--- begin Supplied material ---

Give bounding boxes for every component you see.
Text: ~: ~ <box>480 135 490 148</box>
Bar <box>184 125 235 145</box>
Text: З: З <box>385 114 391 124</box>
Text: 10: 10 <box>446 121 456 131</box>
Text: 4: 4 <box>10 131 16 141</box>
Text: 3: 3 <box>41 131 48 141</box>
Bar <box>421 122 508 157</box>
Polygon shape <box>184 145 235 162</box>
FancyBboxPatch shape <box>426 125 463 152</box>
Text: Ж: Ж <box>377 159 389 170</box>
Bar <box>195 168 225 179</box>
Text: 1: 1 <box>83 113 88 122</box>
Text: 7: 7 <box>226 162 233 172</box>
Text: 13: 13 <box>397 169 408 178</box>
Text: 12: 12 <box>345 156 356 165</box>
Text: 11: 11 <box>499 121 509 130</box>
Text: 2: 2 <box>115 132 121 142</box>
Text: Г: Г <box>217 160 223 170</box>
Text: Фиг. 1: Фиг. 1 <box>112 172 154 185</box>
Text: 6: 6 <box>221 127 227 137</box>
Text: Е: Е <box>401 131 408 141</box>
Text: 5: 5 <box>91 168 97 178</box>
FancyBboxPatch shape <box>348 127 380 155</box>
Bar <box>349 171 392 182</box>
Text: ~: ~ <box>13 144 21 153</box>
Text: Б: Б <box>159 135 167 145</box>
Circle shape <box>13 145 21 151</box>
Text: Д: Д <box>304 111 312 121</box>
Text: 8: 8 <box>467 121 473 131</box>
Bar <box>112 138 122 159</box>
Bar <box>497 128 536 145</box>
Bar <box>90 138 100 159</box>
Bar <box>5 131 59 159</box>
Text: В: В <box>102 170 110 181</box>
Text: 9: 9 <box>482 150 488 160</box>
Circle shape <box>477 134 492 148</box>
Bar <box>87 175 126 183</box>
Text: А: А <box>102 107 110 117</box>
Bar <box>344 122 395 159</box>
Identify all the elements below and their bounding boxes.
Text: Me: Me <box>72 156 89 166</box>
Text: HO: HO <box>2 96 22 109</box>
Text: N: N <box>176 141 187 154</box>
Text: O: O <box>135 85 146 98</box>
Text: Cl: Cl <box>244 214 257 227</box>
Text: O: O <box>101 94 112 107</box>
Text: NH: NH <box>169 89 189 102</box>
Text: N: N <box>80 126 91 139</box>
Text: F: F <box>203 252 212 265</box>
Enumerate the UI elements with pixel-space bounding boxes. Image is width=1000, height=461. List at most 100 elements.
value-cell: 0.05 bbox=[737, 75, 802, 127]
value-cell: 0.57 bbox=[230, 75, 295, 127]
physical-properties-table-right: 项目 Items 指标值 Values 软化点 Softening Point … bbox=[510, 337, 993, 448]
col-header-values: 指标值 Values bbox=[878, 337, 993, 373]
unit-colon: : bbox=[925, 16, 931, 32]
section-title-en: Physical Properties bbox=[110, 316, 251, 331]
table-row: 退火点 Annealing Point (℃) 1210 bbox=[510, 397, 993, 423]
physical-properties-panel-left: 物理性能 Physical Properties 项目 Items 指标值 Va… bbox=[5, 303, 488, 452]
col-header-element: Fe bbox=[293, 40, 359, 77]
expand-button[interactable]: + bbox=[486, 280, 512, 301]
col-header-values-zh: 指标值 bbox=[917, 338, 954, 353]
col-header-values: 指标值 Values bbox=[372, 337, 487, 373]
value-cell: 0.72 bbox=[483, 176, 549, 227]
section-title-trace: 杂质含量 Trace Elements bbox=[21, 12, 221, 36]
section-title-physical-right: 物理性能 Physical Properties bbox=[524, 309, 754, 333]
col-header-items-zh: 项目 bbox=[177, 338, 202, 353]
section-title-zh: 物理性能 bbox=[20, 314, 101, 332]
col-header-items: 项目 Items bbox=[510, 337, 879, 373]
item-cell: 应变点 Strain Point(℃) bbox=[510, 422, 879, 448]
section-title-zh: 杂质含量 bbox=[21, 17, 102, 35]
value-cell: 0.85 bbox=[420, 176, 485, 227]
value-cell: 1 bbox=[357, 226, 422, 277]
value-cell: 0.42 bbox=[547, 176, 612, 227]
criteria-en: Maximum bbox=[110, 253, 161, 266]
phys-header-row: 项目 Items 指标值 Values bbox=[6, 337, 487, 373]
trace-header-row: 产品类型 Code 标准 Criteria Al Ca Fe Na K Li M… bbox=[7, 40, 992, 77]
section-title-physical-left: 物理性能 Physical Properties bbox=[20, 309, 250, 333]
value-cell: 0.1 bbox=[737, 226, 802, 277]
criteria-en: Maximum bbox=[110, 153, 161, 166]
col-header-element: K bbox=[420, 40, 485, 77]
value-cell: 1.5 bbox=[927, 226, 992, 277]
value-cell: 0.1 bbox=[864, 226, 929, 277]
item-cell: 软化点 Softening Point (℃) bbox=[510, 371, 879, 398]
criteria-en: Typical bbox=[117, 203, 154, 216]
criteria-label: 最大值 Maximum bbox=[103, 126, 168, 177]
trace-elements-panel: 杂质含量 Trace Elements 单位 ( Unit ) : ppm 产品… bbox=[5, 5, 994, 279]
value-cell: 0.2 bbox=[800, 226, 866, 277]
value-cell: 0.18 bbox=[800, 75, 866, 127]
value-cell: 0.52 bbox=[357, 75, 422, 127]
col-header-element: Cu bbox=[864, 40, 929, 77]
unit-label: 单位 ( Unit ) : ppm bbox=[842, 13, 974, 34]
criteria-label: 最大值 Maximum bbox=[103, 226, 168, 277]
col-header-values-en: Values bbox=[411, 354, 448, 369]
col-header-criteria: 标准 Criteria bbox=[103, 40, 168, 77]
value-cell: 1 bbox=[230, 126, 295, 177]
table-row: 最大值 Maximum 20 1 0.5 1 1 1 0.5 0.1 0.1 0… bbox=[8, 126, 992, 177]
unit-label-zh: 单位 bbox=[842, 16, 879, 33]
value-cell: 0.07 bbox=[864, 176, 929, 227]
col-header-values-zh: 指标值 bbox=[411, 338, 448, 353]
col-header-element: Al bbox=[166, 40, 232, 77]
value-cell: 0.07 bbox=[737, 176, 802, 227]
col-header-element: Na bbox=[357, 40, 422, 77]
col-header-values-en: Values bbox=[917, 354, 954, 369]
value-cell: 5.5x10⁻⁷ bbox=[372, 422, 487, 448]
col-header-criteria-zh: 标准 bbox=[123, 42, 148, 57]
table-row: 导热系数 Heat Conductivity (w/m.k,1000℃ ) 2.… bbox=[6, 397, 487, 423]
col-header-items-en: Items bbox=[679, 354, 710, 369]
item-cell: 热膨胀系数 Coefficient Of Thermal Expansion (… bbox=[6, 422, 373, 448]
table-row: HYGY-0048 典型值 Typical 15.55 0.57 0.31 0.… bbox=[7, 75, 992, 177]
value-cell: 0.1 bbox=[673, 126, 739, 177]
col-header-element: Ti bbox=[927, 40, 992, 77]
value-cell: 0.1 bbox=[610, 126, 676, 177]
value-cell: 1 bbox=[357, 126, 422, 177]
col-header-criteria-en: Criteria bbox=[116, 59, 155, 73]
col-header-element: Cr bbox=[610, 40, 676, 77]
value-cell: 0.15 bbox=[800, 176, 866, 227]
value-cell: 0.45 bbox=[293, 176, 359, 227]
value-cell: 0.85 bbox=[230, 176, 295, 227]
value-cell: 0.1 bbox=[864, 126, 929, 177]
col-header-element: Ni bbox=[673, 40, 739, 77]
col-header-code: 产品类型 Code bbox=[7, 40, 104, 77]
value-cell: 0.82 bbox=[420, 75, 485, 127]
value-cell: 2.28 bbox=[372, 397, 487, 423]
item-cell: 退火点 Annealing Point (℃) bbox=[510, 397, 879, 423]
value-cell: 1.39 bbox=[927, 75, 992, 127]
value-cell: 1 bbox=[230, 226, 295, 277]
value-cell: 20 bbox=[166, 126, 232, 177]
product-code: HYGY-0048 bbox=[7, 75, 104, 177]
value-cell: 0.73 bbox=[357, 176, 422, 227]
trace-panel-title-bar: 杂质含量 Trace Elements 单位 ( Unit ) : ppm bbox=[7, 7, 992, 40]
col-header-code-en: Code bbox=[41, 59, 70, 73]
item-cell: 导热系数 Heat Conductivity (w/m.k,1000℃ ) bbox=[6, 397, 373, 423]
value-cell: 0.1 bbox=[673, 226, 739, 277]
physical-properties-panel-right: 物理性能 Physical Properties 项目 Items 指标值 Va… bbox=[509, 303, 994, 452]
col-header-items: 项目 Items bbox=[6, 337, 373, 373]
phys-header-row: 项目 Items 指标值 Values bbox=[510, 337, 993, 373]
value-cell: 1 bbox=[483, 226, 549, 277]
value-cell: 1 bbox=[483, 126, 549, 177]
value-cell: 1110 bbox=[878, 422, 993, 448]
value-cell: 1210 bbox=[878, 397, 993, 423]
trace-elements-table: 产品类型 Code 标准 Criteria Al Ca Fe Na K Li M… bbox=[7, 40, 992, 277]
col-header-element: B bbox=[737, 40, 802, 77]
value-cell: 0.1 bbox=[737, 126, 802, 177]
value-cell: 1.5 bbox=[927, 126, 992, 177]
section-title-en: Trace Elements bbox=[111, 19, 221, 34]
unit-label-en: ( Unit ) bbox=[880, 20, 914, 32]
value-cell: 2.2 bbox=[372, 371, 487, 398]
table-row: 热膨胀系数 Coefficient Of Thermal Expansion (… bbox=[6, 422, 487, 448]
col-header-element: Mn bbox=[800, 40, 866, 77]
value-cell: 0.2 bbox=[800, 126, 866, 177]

--- end Supplied material ---

• Task to complete:
Rewrite everything from the first line of the entries down to the line containing "Bar <box>195 168 225 179</box>", replacing "Bar" with "Rectangle" and keeping everything else unchanged.

• Exercise response:
Give bounding boxes for every component you see.
Text: ~: ~ <box>480 135 490 148</box>
Rectangle <box>184 125 235 145</box>
Text: З: З <box>385 114 391 124</box>
Text: 10: 10 <box>446 121 456 131</box>
Text: 4: 4 <box>10 131 16 141</box>
Text: 3: 3 <box>41 131 48 141</box>
Rectangle <box>421 122 508 157</box>
Polygon shape <box>184 145 235 162</box>
FancyBboxPatch shape <box>426 125 463 152</box>
Text: Ж: Ж <box>377 159 389 170</box>
Rectangle <box>195 168 225 179</box>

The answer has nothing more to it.